*Objective:* Lines containing the word "sinh" are to be located and copied.

=== Provided material ===

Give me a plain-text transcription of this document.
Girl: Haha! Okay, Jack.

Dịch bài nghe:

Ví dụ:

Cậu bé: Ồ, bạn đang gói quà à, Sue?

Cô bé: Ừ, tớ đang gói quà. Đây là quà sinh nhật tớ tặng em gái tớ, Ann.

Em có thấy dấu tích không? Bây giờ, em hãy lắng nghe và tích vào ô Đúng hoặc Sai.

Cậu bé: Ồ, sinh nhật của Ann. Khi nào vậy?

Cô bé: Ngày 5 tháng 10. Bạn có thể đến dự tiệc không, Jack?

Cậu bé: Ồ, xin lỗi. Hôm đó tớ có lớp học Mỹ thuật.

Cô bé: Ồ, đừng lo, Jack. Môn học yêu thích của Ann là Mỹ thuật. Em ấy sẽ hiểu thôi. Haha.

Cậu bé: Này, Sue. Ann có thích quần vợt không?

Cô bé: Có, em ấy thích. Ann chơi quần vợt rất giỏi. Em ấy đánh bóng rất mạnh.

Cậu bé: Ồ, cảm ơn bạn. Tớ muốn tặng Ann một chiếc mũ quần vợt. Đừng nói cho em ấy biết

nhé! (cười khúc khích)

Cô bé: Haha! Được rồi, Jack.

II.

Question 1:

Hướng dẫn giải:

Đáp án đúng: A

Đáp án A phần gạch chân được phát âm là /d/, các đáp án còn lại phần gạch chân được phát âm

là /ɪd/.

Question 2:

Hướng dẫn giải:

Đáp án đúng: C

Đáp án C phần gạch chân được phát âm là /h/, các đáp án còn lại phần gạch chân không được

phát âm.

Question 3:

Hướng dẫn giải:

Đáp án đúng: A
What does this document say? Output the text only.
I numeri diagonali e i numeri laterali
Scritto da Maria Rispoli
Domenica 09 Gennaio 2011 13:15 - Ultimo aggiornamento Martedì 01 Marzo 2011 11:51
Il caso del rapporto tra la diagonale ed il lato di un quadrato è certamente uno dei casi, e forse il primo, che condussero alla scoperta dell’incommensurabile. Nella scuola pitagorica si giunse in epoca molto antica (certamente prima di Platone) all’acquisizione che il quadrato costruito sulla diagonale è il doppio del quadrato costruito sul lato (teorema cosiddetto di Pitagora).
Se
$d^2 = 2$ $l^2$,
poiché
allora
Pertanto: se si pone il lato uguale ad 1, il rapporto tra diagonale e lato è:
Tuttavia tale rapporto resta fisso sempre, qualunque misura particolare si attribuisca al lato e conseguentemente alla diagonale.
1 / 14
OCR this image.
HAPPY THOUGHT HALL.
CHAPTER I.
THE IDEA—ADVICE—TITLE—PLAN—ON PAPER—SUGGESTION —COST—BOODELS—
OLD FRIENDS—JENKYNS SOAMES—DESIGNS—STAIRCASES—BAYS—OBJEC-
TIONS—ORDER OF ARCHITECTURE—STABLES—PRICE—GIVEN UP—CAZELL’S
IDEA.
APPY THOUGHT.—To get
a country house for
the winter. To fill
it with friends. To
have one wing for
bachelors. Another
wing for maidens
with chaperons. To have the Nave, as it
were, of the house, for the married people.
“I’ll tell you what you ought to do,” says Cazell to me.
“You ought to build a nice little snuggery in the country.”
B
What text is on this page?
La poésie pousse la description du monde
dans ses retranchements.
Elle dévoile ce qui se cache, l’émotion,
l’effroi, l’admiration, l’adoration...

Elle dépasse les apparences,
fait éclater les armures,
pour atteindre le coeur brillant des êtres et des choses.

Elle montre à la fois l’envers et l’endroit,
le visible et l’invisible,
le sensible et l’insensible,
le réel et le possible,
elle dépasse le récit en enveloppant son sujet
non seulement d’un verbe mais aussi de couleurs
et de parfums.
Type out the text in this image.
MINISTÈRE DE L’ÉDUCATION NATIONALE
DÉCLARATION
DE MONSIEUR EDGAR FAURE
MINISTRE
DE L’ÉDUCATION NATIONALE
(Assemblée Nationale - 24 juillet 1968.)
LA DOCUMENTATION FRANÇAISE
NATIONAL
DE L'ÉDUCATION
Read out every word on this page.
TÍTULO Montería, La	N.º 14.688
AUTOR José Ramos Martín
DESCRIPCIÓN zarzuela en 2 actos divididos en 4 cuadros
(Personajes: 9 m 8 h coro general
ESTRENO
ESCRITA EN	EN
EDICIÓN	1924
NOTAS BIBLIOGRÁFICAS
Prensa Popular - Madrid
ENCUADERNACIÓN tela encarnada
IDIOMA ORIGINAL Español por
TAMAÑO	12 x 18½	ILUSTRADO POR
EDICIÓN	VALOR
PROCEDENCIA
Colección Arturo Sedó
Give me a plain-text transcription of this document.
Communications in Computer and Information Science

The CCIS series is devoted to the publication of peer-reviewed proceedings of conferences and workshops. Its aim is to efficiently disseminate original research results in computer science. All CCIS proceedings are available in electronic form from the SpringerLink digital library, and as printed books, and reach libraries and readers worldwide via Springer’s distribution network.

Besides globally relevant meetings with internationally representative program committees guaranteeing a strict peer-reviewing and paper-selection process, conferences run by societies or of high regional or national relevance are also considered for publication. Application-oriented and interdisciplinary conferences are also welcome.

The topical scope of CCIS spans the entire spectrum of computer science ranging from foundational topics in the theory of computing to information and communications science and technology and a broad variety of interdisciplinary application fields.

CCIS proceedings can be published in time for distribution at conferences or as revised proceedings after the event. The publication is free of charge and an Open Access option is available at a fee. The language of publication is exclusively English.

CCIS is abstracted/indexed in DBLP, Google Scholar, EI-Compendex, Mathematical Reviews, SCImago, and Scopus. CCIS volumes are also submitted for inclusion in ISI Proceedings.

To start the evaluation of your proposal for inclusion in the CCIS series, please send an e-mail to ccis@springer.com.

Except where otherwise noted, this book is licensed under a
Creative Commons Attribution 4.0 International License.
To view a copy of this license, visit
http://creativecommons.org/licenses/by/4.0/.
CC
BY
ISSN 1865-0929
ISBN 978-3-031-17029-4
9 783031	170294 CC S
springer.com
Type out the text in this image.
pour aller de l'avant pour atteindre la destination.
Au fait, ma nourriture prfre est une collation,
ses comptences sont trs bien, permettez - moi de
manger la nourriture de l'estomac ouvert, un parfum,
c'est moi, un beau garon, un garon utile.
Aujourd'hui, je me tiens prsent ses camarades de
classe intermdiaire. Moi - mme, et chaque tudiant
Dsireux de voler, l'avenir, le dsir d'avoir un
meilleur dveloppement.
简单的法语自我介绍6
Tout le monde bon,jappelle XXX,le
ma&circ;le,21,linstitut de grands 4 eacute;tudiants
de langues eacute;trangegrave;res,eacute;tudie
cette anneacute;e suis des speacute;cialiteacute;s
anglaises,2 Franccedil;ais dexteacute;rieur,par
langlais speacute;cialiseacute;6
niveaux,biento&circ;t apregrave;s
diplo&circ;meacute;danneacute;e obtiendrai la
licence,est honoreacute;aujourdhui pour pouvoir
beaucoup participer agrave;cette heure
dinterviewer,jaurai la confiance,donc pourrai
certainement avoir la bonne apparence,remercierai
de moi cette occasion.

===

*Exercise answer:*
Cô bé: Ừ, tớ đang gói quà. Đây là quà sinh nhật tớ tặng em gái tớ, Ann.
Cậu bé: Ồ, sinh nhật của Ann. Khi nào vậy?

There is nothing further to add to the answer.